# [WHAT YOU SHOULD DO]
Determine how many lines include the string "газетной". Output that number only.

# DATA ENTRIES start

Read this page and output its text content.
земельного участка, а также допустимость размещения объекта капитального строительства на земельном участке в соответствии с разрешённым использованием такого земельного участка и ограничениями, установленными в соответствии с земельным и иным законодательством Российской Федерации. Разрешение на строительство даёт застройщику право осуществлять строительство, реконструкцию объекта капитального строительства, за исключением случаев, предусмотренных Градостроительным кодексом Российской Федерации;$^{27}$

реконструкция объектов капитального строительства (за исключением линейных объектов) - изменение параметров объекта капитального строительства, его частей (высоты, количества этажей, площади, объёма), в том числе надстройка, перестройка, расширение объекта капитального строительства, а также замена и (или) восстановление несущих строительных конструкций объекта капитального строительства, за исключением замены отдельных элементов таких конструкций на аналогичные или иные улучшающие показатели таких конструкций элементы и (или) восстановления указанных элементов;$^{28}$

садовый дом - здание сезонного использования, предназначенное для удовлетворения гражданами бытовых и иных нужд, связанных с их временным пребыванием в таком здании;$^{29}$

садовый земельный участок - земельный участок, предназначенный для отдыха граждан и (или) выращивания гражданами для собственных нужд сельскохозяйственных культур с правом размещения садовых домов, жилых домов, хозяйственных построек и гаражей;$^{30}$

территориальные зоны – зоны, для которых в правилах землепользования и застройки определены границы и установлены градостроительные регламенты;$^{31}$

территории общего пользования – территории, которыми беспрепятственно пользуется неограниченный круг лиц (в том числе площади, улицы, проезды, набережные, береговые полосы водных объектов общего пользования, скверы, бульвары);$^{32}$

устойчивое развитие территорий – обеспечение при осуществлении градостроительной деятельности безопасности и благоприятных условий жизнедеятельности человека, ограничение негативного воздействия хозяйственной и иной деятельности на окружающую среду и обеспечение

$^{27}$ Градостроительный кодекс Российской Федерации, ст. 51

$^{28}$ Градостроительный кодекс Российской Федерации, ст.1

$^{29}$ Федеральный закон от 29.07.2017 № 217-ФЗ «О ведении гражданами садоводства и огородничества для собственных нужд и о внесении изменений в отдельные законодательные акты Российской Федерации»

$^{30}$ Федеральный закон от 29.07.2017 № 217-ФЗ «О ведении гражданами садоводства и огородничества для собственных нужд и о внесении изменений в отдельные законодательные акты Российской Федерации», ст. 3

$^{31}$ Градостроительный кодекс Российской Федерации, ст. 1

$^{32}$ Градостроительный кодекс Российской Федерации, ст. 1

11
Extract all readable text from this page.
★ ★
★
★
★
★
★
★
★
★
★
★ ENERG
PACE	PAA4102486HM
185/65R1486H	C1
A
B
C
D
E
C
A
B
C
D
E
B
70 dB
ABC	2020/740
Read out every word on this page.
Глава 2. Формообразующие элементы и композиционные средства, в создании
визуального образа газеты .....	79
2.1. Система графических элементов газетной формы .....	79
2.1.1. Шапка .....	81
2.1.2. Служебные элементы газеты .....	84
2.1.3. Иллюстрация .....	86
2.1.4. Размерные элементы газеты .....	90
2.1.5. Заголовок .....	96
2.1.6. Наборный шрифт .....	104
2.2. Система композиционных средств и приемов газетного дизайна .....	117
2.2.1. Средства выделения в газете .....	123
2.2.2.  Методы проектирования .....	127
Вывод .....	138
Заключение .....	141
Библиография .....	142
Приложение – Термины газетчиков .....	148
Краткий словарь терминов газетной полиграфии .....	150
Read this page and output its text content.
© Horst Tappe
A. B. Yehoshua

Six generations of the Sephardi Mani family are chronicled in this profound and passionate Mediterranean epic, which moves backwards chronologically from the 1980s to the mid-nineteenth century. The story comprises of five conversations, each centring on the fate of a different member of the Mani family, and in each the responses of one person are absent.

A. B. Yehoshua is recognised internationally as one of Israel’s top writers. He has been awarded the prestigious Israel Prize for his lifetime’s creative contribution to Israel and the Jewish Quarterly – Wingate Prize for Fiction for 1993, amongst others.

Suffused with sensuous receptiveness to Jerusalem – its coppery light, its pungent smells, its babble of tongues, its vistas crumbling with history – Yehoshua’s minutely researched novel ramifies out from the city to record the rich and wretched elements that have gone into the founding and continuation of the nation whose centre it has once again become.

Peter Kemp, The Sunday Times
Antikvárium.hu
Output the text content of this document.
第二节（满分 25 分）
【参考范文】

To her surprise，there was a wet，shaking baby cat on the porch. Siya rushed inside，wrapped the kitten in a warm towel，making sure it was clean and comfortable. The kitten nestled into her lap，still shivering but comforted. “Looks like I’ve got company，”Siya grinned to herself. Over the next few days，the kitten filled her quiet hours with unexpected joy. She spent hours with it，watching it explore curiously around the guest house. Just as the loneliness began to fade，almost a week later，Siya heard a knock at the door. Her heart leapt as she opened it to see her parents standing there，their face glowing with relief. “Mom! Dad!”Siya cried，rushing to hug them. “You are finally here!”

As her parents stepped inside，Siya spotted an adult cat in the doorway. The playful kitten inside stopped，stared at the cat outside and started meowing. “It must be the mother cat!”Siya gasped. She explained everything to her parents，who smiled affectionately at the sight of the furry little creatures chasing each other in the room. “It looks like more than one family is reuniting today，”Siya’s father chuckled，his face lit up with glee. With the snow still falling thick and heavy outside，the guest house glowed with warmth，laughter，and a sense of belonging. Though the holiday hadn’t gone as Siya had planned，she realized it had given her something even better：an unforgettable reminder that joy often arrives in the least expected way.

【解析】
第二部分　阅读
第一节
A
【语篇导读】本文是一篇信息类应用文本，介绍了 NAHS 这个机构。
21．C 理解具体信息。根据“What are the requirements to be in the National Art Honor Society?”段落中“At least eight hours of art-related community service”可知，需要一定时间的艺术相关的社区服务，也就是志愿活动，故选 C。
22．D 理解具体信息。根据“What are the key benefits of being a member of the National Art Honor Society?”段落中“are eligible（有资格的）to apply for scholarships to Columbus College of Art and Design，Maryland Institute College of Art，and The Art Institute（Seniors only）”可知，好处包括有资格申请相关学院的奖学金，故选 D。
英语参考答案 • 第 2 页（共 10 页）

# DATA ENTRIES end

# [CORRECT RESULT]
2